**PROBLEM TO SOLVE**
Your task is to return the span of lines beginning at the one with "Serialize everything readable" and ending at the last line of the data, exactly as it stands.

======== RECORDS SHOWN ========

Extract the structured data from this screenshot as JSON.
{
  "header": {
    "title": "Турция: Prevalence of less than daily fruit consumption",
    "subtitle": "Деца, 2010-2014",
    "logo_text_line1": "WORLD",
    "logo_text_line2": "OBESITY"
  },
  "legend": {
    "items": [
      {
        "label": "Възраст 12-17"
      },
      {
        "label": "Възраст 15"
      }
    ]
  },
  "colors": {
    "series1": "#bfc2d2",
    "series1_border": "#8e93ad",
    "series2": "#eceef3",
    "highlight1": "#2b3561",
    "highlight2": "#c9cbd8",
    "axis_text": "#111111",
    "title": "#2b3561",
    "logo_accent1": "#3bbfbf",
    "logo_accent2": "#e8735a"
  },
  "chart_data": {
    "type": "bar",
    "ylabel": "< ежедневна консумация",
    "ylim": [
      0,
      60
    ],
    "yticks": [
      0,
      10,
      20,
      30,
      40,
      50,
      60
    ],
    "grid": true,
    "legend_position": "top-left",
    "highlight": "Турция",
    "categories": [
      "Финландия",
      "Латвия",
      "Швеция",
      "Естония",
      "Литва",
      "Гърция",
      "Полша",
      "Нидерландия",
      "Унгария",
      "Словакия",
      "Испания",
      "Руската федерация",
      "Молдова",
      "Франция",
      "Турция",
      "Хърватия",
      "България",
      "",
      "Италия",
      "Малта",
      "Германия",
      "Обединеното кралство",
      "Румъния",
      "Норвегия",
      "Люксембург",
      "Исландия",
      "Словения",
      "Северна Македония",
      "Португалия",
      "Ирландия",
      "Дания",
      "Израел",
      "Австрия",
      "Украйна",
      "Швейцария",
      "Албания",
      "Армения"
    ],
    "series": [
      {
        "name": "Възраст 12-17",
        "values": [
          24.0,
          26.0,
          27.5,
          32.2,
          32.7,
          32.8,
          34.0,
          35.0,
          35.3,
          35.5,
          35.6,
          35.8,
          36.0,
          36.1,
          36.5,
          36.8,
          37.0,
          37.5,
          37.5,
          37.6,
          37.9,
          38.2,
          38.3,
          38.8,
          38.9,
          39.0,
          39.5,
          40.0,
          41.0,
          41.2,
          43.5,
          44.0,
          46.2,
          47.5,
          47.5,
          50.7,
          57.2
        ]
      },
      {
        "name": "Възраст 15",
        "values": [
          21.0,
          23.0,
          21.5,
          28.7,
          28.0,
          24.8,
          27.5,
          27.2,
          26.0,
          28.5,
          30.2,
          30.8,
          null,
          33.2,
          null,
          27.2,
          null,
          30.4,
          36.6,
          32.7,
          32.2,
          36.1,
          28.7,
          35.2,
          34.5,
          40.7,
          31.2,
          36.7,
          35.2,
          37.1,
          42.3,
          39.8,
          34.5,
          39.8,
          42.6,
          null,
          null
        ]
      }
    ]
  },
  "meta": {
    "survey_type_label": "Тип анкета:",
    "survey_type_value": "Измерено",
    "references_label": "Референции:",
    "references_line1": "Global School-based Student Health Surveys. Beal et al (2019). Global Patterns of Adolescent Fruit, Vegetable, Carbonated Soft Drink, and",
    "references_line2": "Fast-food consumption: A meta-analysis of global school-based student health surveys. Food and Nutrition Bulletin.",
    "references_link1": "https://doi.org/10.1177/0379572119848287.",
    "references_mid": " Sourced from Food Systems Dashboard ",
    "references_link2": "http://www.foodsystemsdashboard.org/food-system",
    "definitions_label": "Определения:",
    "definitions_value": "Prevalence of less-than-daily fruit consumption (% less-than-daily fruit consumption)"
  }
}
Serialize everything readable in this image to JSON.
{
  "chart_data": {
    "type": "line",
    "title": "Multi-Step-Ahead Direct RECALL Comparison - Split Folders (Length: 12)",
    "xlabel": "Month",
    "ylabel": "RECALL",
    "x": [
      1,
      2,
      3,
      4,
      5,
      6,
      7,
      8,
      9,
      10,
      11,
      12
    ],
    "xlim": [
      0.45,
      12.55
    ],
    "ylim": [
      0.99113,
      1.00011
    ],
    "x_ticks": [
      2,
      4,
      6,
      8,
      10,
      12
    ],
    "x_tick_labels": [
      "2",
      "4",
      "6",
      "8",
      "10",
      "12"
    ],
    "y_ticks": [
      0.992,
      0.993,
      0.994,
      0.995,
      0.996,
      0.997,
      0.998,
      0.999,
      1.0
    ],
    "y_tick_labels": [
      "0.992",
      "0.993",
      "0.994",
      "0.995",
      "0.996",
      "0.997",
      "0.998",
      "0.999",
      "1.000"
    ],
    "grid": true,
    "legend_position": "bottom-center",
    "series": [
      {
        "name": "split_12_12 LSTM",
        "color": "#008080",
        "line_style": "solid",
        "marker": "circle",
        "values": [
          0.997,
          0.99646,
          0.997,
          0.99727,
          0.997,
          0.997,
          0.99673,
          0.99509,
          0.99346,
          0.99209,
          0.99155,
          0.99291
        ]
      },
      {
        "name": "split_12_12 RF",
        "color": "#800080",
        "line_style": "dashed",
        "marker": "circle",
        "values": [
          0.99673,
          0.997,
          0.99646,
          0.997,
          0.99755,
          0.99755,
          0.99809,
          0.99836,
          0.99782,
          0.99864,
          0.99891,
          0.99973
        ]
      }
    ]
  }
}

========

**RESULT OF THIS TASK**
Serialize everything readable in this image to JSON.
{
  "chart_data": {
    "type": "line",
    "title": "Multi-Step-Ahead Direct RECALL Comparison - Split Folders (Length: 12)",
    "xlabel": "Month",
    "ylabel": "RECALL",
    "x": [
      1,
      2,
      3,
      4,
      5,
      6,
      7,
      8,
      9,
      10,
      11,
      12
    ],
    "xlim": [
      0.45,
      12.55
    ],
    "ylim": [
      0.99113,
      1.00011
    ],
    "x_ticks": [
      2,
      4,
      6,
      8,
      10,
      12
    ],
    "x_tick_labels": [
      "2",
      "4",
      "6",
      "8",
      "10",
      "12"
    ],
    "y_ticks": [
      0.992,
      0.993,
      0.994,
      0.995,
      0.996,
      0.997,
      0.998,
      0.999,
      1.0
    ],
    "y_tick_labels": [
      "0.992",
      "0.993",
      "0.994",
      "0.995",
      "0.996",
      "0.997",
      "0.998",
      "0.999",
      "1.000"
    ],
    "grid": true,
    "legend_position": "bottom-center",
    "series": [
      {
        "name": "split_12_12 LSTM",
        "color": "#008080",
        "line_style": "solid",
        "marker": "circle",
        "values": [
          0.997,
          0.99646,
          0.997,
          0.99727,
          0.997,
          0.997,
          0.99673,
          0.99509,
          0.99346,
          0.99209,
          0.99155,
          0.99291
        ]
      },
      {
        "name": "split_12_12 RF",
        "color": "#800080",
        "line_style": "dashed",
        "marker": "circle",
        "values": [
          0.99673,
          0.997,
          0.99646,
          0.997,
          0.99755,
          0.99755,
          0.99809,
          0.99836,
          0.99782,
          0.99864,
          0.99891,
          0.99973
        ]
      }
    ]
  }
}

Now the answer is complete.